» **WORK TO BE COMPLETED**
Identify the lines holding "intelligence" and copy them.

(A block of data)
--------------------------------------------------

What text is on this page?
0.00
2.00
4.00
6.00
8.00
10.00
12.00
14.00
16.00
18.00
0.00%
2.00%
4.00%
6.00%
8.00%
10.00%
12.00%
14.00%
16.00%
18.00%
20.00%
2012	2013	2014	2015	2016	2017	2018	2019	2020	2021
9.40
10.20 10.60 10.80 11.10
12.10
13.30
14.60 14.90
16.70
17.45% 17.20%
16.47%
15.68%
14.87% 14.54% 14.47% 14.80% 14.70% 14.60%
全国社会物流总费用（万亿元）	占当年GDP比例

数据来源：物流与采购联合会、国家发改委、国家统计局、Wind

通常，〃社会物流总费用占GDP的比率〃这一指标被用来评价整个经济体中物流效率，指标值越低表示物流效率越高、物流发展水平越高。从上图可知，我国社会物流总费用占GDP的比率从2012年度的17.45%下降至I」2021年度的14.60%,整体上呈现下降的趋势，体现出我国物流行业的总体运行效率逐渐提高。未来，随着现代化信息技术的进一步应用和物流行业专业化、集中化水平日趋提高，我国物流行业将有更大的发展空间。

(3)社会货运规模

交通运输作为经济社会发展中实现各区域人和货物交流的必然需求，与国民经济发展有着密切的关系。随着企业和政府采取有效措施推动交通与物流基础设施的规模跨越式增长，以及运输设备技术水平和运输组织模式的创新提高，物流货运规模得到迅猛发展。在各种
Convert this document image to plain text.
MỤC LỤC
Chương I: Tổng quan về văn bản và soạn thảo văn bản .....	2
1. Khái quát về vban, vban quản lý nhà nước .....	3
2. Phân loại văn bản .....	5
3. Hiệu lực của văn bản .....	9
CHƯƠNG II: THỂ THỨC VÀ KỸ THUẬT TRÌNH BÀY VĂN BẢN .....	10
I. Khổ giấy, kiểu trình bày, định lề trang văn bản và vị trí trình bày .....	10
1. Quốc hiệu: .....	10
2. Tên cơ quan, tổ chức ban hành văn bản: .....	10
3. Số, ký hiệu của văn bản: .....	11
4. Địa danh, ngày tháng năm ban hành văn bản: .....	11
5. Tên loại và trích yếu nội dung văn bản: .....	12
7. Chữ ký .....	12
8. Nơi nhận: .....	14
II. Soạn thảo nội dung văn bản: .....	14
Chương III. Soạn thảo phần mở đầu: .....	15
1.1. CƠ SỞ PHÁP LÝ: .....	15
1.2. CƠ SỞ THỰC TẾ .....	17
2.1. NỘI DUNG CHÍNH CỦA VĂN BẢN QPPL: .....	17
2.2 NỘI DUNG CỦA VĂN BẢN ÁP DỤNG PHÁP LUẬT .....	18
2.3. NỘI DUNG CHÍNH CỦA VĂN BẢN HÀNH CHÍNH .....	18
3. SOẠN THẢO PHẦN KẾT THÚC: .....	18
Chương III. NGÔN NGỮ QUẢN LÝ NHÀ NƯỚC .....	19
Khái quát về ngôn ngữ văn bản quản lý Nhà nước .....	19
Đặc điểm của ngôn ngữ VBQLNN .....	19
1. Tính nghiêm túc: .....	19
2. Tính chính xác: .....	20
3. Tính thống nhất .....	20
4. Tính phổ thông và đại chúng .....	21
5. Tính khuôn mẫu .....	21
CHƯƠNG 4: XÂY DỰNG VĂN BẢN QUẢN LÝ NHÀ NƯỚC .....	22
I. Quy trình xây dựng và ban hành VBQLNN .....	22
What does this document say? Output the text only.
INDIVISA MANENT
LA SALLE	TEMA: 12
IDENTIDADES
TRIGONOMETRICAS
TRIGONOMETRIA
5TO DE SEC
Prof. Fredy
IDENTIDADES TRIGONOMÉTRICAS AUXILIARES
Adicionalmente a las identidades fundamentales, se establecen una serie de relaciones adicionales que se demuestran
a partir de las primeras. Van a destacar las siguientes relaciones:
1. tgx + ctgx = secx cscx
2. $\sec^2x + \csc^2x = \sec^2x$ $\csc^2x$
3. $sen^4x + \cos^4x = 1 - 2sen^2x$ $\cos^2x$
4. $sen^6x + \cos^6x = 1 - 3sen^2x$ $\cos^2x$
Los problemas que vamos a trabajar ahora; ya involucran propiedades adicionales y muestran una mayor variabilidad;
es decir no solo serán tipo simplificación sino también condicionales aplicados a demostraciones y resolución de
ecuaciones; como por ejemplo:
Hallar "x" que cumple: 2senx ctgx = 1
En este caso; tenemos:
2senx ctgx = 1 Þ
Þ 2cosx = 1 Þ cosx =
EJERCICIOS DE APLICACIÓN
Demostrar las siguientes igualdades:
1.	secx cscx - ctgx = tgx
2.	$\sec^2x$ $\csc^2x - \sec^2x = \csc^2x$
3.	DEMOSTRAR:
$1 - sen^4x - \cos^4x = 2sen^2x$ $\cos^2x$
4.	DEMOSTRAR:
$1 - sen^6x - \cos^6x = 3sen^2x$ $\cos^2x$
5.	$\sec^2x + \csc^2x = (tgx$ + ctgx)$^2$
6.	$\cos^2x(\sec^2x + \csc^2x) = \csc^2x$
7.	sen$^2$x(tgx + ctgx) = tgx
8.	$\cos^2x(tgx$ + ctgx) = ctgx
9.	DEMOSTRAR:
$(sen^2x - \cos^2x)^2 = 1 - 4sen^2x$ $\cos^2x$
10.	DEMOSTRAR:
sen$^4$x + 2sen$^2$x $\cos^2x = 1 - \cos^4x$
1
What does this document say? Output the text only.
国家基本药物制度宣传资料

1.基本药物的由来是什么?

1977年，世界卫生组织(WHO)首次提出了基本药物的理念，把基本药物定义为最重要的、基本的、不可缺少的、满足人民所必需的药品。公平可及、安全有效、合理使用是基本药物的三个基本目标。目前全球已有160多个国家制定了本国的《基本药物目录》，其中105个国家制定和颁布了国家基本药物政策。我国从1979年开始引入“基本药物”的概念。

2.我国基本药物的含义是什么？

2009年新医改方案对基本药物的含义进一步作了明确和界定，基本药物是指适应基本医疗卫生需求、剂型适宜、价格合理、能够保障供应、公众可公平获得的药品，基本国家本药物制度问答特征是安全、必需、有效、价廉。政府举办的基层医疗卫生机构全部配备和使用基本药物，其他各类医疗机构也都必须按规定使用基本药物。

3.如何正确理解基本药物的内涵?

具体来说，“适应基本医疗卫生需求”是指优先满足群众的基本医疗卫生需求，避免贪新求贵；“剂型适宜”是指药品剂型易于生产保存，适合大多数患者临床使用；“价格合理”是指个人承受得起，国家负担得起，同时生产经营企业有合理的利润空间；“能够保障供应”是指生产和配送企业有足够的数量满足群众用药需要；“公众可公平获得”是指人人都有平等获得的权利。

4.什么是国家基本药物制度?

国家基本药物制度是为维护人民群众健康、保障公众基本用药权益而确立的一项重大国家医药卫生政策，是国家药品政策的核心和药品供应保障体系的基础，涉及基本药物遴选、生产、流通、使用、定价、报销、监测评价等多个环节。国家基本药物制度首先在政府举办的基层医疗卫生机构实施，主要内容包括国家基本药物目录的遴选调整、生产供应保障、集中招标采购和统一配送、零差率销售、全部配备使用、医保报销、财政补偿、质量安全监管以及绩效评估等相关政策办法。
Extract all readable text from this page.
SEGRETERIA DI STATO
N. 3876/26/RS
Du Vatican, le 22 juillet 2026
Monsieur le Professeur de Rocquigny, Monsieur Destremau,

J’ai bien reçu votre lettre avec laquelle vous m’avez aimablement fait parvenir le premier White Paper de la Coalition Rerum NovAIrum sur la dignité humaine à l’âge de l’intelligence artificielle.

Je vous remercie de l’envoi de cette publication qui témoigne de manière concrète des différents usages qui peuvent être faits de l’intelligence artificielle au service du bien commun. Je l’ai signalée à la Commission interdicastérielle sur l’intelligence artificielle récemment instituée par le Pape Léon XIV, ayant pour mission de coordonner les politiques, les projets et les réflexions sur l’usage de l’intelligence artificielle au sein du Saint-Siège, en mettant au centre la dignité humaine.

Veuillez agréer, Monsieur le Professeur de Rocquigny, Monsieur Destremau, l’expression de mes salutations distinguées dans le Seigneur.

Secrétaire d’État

--------------------------------------------------

» **ANSWER IN FULL**
J’ai bien reçu votre lettre avec laquelle vous m’avez aimablement fait parvenir le premier White Paper de la Coalition Rerum NovAIrum sur la dignité humaine à l’âge de l’intelligence artificielle.
Je vous remercie de l’envoi de cette publication qui témoigne de manière concrète des différents usages qui peuvent être faits de l’intelligence artificielle au service du bien commun. Je l’ai signalée à la Commission interdicastérielle sur l’intelligence artificielle récemment instituée par le Pape Léon XIV, ayant pour mission de coordonner les politiques, les projets et les réflexions sur l’usage de l’intelligence artificielle au sein du Saint-Siège, en mettant au centre la dignité humaine.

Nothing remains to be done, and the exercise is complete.